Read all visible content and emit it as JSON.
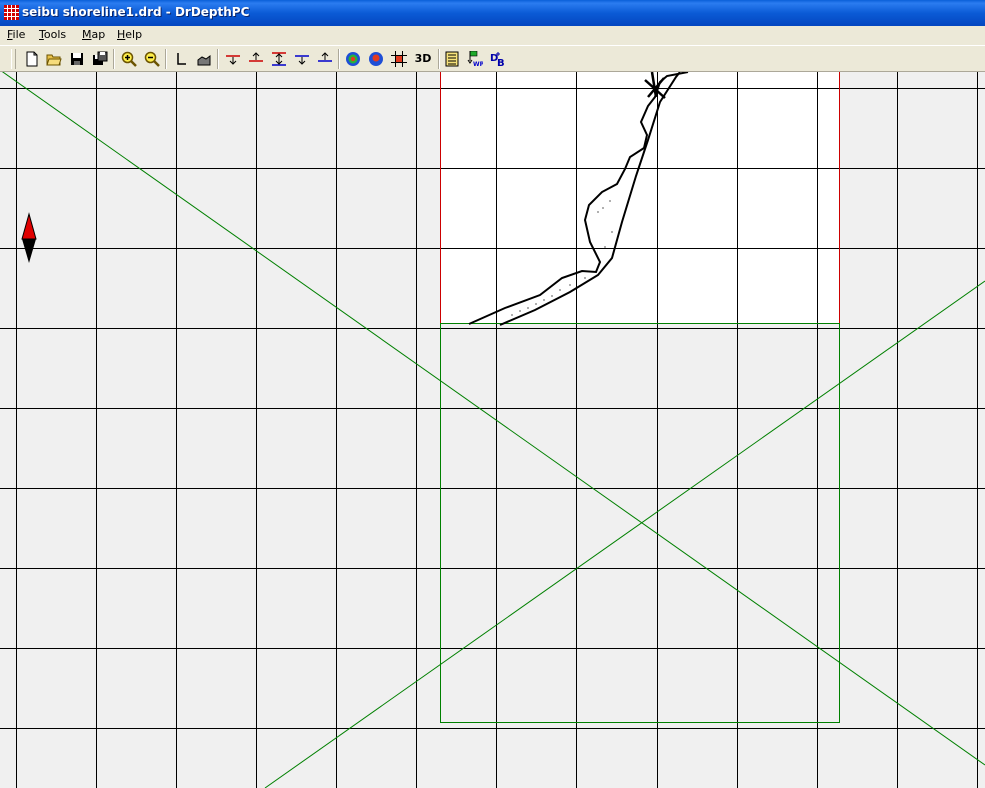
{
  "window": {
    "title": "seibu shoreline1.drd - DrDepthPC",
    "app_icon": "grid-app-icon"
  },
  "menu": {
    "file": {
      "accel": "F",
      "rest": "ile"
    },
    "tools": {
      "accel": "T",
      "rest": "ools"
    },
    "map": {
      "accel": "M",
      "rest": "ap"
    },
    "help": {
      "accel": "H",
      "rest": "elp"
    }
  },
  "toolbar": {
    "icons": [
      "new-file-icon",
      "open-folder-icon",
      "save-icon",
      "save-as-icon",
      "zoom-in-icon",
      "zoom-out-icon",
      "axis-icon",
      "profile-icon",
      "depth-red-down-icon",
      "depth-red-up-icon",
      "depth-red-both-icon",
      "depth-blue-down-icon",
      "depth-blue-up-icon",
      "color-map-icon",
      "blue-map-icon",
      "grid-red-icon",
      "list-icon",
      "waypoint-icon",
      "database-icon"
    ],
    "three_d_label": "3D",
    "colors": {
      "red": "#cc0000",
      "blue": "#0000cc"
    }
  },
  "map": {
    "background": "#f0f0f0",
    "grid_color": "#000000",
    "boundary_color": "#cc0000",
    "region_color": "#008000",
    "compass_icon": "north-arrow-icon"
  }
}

> [STATED TASK] Write out the full listing verbatim, excluding its pictures.

> [EXERCISE OUTPUT]
Read all visible content and emit it as JSON.
{
  "window": {
    "title": "seibu shoreline1.drd - DrDepthPC",
    "app_icon": "grid-app-icon"
  },
  "menu": {
    "file": {
      "accel": "F",
      "rest": "ile"
    },
    "tools": {
      "accel": "T",
      "rest": "ools"
    },
    "map": {
      "accel": "M",
      "rest": "ap"
    },
    "help": {
      "accel": "H",
      "rest": "elp"
    }
  },
  "toolbar": {
    "icons": [
      "new-file-icon",
      "open-folder-icon",
      "save-icon",
      "save-as-icon",
      "zoom-in-icon",
      "zoom-out-icon",
      "axis-icon",
      "profile-icon",
      "depth-red-down-icon",
      "depth-red-up-icon",
      "depth-red-both-icon",
      "depth-blue-down-icon",
      "depth-blue-up-icon",
      "color-map-icon",
      "blue-map-icon",
      "grid-red-icon",
      "list-icon",
      "waypoint-icon",
      "database-icon"
    ],
    "three_d_label": "3D",
    "colors": {
      "red": "#cc0000",
      "blue": "#0000cc"
    }
  },
  "map": {
    "background": "#f0f0f0",
    "grid_color": "#000000",
    "boundary_color": "#cc0000",
    "region_color": "#008000",
    "compass_icon": "north-arrow-icon"
  }
}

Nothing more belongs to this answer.